(Stored data)
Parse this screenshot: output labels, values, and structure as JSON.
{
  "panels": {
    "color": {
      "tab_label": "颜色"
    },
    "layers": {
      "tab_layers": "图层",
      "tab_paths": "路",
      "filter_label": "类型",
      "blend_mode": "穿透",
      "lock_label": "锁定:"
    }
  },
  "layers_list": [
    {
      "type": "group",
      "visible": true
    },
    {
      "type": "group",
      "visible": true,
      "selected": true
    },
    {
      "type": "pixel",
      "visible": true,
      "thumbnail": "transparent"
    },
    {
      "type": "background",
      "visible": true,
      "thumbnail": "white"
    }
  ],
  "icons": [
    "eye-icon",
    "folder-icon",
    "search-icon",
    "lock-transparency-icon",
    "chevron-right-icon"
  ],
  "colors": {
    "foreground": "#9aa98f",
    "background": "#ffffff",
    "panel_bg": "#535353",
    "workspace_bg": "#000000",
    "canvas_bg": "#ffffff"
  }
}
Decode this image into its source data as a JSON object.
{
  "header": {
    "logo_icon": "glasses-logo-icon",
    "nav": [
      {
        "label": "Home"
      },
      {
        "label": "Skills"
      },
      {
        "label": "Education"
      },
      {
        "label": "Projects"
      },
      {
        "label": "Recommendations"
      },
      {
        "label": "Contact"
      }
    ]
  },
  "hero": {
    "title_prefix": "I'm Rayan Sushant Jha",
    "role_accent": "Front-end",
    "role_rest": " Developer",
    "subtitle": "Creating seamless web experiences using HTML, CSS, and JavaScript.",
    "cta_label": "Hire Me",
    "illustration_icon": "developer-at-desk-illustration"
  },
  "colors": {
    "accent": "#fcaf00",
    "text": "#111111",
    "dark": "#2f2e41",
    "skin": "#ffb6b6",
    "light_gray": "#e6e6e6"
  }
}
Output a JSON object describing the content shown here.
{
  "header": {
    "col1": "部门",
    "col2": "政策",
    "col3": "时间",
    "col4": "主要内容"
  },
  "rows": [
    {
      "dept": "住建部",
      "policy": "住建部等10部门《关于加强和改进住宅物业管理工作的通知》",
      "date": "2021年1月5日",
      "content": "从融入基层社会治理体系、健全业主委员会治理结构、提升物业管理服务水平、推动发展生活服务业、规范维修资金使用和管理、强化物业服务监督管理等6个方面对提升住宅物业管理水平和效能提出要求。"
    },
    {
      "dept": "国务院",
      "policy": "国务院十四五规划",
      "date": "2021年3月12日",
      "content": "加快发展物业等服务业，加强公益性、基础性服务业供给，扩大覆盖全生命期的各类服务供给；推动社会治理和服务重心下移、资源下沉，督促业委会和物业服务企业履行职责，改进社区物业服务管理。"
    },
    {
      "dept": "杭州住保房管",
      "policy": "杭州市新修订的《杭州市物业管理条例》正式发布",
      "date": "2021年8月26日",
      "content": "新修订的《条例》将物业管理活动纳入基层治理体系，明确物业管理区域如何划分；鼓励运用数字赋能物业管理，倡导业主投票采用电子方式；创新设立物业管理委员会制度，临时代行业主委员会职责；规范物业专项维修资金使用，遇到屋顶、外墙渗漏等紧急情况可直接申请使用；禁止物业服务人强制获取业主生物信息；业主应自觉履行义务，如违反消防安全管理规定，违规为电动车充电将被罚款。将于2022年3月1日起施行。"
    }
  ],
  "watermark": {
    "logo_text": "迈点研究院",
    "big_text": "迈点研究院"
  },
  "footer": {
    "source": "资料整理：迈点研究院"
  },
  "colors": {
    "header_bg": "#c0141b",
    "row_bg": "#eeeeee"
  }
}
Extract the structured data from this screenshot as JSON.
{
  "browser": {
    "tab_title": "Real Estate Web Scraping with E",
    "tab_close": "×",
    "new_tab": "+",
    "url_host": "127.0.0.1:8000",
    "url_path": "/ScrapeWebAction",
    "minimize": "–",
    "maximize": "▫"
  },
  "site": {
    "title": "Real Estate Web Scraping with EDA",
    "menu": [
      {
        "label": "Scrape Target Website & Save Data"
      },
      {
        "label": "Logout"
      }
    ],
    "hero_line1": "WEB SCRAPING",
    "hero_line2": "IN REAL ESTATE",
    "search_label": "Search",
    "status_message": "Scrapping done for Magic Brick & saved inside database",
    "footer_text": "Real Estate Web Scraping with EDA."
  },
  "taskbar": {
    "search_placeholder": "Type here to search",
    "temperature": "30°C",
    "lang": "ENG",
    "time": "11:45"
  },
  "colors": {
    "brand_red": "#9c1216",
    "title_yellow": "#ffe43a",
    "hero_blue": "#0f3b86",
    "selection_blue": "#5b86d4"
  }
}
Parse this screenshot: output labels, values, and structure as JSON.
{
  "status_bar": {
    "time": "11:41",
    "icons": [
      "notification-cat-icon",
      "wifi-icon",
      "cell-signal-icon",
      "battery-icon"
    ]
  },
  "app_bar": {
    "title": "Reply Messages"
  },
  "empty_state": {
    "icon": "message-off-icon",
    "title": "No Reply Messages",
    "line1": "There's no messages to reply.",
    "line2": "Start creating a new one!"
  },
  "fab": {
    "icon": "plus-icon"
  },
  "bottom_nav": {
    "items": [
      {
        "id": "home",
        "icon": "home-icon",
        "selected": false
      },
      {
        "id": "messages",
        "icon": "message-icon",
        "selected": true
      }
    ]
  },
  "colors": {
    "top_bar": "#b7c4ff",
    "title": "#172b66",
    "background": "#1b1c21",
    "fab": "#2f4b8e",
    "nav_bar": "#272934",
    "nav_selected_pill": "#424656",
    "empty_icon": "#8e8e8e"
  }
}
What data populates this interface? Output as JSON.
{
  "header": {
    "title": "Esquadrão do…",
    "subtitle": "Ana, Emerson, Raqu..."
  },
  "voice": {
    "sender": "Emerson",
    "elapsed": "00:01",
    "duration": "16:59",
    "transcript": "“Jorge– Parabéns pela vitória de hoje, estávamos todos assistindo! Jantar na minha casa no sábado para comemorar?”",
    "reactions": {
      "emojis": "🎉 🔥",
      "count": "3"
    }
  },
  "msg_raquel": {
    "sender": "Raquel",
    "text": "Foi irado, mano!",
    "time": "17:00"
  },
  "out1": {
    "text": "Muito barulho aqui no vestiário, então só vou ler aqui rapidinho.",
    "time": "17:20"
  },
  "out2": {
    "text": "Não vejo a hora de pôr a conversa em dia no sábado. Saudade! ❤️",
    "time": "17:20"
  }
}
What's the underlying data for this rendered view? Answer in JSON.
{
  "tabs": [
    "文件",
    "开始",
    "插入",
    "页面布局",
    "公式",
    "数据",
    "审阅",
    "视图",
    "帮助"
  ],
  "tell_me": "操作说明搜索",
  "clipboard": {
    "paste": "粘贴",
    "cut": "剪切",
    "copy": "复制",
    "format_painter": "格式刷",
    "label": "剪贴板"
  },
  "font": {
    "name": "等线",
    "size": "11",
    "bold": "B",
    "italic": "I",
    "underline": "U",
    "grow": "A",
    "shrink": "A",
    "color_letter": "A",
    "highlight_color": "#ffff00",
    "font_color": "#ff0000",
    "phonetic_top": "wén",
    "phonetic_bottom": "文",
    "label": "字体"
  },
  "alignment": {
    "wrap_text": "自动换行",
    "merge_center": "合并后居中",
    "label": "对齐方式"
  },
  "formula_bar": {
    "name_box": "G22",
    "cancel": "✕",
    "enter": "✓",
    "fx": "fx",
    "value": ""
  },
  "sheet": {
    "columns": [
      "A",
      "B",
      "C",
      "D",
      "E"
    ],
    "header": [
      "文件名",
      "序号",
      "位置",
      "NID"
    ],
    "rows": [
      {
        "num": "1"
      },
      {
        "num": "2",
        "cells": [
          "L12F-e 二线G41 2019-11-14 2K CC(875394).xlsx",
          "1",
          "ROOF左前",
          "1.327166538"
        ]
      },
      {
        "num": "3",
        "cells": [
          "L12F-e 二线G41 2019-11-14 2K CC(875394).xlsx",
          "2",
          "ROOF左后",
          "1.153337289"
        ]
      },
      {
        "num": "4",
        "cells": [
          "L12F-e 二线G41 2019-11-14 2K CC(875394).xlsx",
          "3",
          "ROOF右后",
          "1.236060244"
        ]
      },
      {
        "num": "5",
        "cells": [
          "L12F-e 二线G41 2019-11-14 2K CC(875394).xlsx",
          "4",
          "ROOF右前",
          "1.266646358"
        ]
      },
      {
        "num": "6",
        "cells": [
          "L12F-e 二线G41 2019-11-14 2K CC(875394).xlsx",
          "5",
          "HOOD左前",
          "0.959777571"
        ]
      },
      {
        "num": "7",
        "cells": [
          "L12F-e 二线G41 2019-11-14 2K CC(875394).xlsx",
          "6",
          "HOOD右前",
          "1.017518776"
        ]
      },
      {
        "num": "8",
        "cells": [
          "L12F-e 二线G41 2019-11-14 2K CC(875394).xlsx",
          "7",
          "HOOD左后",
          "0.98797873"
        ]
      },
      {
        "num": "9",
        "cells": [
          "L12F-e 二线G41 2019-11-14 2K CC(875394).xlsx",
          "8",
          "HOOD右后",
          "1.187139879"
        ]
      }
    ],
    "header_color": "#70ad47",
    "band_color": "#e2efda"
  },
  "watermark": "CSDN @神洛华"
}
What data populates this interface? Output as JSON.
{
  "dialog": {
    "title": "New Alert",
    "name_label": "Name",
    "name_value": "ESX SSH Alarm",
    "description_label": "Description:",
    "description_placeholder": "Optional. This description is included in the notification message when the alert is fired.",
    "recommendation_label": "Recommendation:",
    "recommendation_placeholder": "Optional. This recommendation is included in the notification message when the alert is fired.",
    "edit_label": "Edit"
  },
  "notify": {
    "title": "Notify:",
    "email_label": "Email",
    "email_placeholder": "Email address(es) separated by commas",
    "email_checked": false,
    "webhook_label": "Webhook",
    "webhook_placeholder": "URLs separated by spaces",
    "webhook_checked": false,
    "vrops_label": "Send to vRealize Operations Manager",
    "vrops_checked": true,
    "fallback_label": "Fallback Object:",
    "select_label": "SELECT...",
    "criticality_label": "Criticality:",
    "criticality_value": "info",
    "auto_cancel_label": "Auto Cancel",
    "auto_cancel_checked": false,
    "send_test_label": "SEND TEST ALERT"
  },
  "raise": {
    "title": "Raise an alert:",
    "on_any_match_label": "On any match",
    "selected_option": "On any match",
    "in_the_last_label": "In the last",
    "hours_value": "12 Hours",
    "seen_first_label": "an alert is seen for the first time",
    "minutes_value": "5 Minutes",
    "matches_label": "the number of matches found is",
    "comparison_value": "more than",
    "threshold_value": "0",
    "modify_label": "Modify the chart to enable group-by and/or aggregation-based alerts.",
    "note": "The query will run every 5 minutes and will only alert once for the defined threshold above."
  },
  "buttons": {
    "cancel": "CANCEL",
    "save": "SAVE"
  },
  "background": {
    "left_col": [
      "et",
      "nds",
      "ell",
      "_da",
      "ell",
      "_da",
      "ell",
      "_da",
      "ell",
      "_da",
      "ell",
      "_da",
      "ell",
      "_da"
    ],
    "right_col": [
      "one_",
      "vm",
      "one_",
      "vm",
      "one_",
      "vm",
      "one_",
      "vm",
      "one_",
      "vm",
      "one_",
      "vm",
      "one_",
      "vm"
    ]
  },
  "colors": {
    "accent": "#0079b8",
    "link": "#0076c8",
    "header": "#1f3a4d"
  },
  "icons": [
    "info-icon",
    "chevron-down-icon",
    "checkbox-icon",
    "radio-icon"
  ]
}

## Instructions to follow
Copy out each line in the preceding records that contains "notification".

## Answer
      "notification-cat-icon",
    "description_placeholder": "Optional. This description is included in the notification message when the alert is fired.",
    "recommendation_placeholder": "Optional. This recommendation is included in the notification message when the alert is fired.",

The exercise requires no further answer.